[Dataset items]
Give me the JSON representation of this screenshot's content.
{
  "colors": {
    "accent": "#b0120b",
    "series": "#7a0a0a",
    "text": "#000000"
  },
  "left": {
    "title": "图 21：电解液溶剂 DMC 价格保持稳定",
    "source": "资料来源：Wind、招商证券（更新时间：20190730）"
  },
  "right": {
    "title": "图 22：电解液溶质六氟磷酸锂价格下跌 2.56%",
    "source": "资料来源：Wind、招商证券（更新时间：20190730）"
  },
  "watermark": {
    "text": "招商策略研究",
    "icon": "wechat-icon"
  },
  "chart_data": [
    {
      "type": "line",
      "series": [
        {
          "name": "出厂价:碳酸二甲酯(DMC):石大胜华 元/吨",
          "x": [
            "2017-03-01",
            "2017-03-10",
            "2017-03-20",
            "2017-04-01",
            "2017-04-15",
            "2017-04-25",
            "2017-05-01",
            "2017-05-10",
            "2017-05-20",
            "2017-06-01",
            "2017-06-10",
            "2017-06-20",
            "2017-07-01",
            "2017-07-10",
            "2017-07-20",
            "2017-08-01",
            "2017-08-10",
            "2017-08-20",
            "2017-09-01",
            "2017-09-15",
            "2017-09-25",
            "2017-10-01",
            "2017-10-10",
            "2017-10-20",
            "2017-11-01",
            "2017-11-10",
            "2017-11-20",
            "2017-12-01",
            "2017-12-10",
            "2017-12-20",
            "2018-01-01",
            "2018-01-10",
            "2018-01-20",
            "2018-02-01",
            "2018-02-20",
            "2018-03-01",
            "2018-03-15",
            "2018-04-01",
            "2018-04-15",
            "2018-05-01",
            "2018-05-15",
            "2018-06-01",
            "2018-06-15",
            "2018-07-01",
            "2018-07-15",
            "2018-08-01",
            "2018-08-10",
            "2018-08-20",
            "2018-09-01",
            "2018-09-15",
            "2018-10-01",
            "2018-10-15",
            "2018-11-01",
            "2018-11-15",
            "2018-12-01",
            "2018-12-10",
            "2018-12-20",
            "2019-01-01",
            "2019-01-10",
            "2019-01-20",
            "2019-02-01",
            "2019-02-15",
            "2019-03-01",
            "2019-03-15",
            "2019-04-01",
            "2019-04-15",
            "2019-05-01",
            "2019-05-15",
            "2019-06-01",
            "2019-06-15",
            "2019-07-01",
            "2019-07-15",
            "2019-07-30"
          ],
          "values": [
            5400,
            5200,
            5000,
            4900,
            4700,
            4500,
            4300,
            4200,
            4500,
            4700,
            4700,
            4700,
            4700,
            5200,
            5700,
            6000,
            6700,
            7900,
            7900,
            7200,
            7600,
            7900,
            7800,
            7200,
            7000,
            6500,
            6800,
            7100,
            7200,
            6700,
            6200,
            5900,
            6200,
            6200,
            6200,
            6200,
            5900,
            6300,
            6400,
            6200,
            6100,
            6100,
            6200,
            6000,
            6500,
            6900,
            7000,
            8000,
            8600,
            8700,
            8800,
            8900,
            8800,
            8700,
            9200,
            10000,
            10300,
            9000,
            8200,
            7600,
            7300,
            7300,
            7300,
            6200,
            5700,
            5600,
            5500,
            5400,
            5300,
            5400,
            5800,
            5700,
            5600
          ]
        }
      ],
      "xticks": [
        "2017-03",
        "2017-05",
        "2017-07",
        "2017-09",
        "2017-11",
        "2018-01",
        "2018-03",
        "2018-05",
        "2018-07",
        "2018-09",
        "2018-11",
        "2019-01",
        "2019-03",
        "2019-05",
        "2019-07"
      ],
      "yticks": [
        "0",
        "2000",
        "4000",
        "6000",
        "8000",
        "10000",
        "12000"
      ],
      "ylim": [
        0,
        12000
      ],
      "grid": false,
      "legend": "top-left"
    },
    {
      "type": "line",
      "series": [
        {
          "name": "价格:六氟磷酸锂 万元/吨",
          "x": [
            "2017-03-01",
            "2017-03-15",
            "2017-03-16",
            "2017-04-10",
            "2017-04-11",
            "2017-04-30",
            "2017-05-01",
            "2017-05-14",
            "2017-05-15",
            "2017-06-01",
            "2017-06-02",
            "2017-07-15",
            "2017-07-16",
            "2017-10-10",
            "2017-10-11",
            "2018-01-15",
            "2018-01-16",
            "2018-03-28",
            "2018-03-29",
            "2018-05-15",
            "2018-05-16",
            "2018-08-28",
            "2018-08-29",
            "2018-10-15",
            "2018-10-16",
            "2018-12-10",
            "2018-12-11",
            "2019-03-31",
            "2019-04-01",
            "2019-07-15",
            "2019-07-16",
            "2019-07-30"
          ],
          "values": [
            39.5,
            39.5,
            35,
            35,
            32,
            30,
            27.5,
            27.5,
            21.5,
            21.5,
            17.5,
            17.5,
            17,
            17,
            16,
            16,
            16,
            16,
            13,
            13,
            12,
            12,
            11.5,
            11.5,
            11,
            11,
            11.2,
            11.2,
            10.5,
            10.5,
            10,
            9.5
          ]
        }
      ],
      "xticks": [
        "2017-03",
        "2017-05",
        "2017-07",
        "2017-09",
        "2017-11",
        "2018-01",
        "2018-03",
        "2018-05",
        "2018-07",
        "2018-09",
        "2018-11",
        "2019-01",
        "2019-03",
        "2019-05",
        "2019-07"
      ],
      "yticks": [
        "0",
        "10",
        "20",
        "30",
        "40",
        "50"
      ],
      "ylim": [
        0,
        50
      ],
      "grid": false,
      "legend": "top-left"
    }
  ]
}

▶ [WHAT TO PRODUCE]: Write out all records exactly, keeping every detail.

▶ [WRITTEN RESPONSE]:
Give me the JSON representation of this screenshot's content.
{
  "colors": {
    "accent": "#b0120b",
    "series": "#7a0a0a",
    "text": "#000000"
  },
  "left": {
    "title": "图 21：电解液溶剂 DMC 价格保持稳定",
    "source": "资料来源：Wind、招商证券（更新时间：20190730）"
  },
  "right": {
    "title": "图 22：电解液溶质六氟磷酸锂价格下跌 2.56%",
    "source": "资料来源：Wind、招商证券（更新时间：20190730）"
  },
  "watermark": {
    "text": "招商策略研究",
    "icon": "wechat-icon"
  },
  "chart_data": [
    {
      "type": "line",
      "series": [
        {
          "name": "出厂价:碳酸二甲酯(DMC):石大胜华 元/吨",
          "x": [
            "2017-03-01",
            "2017-03-10",
            "2017-03-20",
            "2017-04-01",
            "2017-04-15",
            "2017-04-25",
            "2017-05-01",
            "2017-05-10",
            "2017-05-20",
            "2017-06-01",
            "2017-06-10",
            "2017-06-20",
            "2017-07-01",
            "2017-07-10",
            "2017-07-20",
            "2017-08-01",
            "2017-08-10",
            "2017-08-20",
            "2017-09-01",
            "2017-09-15",
            "2017-09-25",
            "2017-10-01",
            "2017-10-10",
            "2017-10-20",
            "2017-11-01",
            "2017-11-10",
            "2017-11-20",
            "2017-12-01",
            "2017-12-10",
            "2017-12-20",
            "2018-01-01",
            "2018-01-10",
            "2018-01-20",
            "2018-02-01",
            "2018-02-20",
            "2018-03-01",
            "2018-03-15",
            "2018-04-01",
            "2018-04-15",
            "2018-05-01",
            "2018-05-15",
            "2018-06-01",
            "2018-06-15",
            "2018-07-01",
            "2018-07-15",
            "2018-08-01",
            "2018-08-10",
            "2018-08-20",
            "2018-09-01",
            "2018-09-15",
            "2018-10-01",
            "2018-10-15",
            "2018-11-01",
            "2018-11-15",
            "2018-12-01",
            "2018-12-10",
            "2018-12-20",
            "2019-01-01",
            "2019-01-10",
            "2019-01-20",
            "2019-02-01",
            "2019-02-15",
            "2019-03-01",
            "2019-03-15",
            "2019-04-01",
            "2019-04-15",
            "2019-05-01",
            "2019-05-15",
            "2019-06-01",
            "2019-06-15",
            "2019-07-01",
            "2019-07-15",
            "2019-07-30"
          ],
          "values": [
            5400,
            5200,
            5000,
            4900,
            4700,
            4500,
            4300,
            4200,
            4500,
            4700,
            4700,
            4700,
            4700,
            5200,
            5700,
            6000,
            6700,
            7900,
            7900,
            7200,
            7600,
            7900,
            7800,
            7200,
            7000,
            6500,
            6800,
            7100,
            7200,
            6700,
            6200,
            5900,
            6200,
            6200,
            6200,
            6200,
            5900,
            6300,
            6400,
            6200,
            6100,
            6100,
            6200,
            6000,
            6500,
            6900,
            7000,
            8000,
            8600,
            8700,
            8800,
            8900,
            8800,
            8700,
            9200,
            10000,
            10300,
            9000,
            8200,
            7600,
            7300,
            7300,
            7300,
            6200,
            5700,
            5600,
            5500,
            5400,
            5300,
            5400,
            5800,
            5700,
            5600
          ]
        }
      ],
      "xticks": [
        "2017-03",
        "2017-05",
        "2017-07",
        "2017-09",
        "2017-11",
        "2018-01",
        "2018-03",
        "2018-05",
        "2018-07",
        "2018-09",
        "2018-11",
        "2019-01",
        "2019-03",
        "2019-05",
        "2019-07"
      ],
      "yticks": [
        "0",
        "2000",
        "4000",
        "6000",
        "8000",
        "10000",
        "12000"
      ],
      "ylim": [
        0,
        12000
      ],
      "grid": false,
      "legend": "top-left"
    },
    {
      "type": "line",
      "series": [
        {
          "name": "价格:六氟磷酸锂 万元/吨",
          "x": [
            "2017-03-01",
            "2017-03-15",
            "2017-03-16",
            "2017-04-10",
            "2017-04-11",
            "2017-04-30",
            "2017-05-01",
            "2017-05-14",
            "2017-05-15",
            "2017-06-01",
            "2017-06-02",
            "2017-07-15",
            "2017-07-16",
            "2017-10-10",
            "2017-10-11",
            "2018-01-15",
            "2018-01-16",
            "2018-03-28",
            "2018-03-29",
            "2018-05-15",
            "2018-05-16",
            "2018-08-28",
            "2018-08-29",
            "2018-10-15",
            "2018-10-16",
            "2018-12-10",
            "2018-12-11",
            "2019-03-31",
            "2019-04-01",
            "2019-07-15",
            "2019-07-16",
            "2019-07-30"
          ],
          "values": [
            39.5,
            39.5,
            35,
            35,
            32,
            30,
            27.5,
            27.5,
            21.5,
            21.5,
            17.5,
            17.5,
            17,
            17,
            16,
            16,
            16,
            16,
            13,
            13,
            12,
            12,
            11.5,
            11.5,
            11,
            11,
            11.2,
            11.2,
            10.5,
            10.5,
            10,
            9.5
          ]
        }
      ],
      "xticks": [
        "2017-03",
        "2017-05",
        "2017-07",
        "2017-09",
        "2017-11",
        "2018-01",
        "2018-03",
        "2018-05",
        "2018-07",
        "2018-09",
        "2018-11",
        "2019-01",
        "2019-03",
        "2019-05",
        "2019-07"
      ],
      "yticks": [
        "0",
        "10",
        "20",
        "30",
        "40",
        "50"
      ],
      "ylim": [
        0,
        50
      ],
      "grid": false,
      "legend": "top-left"
    }
  ]
}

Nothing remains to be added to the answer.